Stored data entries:
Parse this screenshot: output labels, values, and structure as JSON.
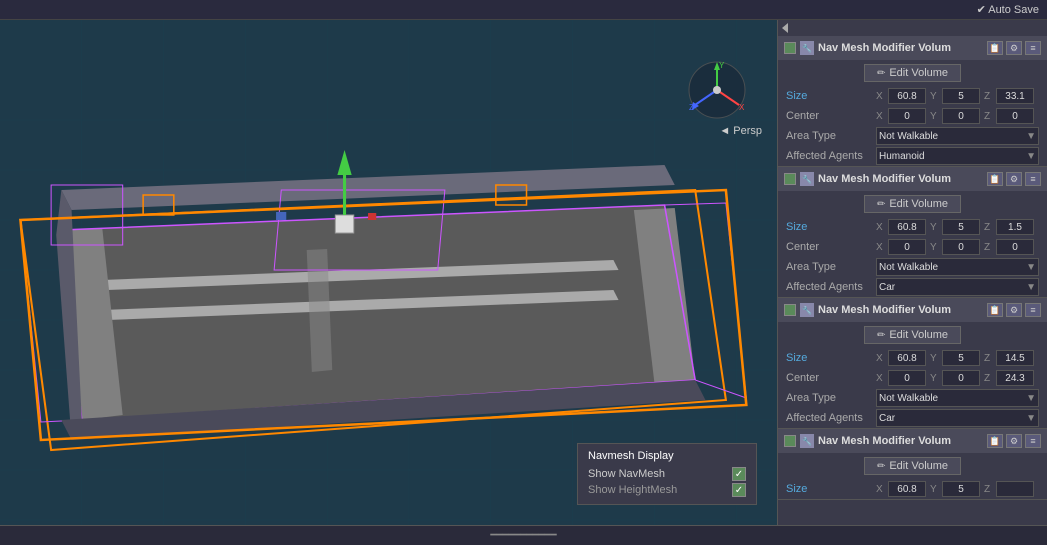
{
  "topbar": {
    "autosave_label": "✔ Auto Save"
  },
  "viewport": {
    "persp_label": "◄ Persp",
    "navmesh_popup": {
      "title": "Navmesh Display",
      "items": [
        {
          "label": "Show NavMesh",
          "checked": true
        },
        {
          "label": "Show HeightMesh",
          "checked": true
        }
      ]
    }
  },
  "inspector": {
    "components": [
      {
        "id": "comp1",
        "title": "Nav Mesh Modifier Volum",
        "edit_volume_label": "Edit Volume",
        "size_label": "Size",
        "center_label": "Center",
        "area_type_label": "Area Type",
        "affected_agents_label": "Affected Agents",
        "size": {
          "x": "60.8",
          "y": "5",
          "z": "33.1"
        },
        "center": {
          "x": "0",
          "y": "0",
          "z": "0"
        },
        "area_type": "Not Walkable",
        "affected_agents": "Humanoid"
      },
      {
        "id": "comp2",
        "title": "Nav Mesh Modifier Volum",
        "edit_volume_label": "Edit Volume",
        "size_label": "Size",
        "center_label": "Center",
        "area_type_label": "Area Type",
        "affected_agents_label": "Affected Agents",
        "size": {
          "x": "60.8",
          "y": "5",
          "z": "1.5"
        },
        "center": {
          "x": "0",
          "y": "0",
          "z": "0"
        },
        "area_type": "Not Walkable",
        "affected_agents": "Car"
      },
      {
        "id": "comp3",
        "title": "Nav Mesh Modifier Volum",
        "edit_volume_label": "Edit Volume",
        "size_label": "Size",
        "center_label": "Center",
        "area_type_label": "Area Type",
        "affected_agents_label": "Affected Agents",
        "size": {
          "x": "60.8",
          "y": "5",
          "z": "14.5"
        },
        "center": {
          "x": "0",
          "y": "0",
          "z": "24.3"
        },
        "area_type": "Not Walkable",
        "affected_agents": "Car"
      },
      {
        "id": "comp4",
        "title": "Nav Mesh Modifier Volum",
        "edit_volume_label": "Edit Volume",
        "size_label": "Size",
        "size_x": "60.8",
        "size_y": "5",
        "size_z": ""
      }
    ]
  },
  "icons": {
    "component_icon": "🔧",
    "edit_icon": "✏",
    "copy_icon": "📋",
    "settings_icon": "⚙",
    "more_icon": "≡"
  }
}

...

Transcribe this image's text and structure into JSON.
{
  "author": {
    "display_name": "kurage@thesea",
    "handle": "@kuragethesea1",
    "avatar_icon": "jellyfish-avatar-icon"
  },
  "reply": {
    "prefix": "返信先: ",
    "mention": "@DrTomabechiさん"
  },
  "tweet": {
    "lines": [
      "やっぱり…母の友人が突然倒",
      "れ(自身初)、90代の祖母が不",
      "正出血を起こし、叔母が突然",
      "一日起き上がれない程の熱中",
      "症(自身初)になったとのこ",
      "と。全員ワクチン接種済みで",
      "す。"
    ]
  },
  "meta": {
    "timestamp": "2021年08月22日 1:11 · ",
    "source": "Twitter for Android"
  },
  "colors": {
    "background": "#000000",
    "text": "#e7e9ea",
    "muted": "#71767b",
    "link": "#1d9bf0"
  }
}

* _TASK GOAL_
Among the entries above, how many lines include the word "this"? Reply with the number only.

* _COMPLETE OUTPUT_
2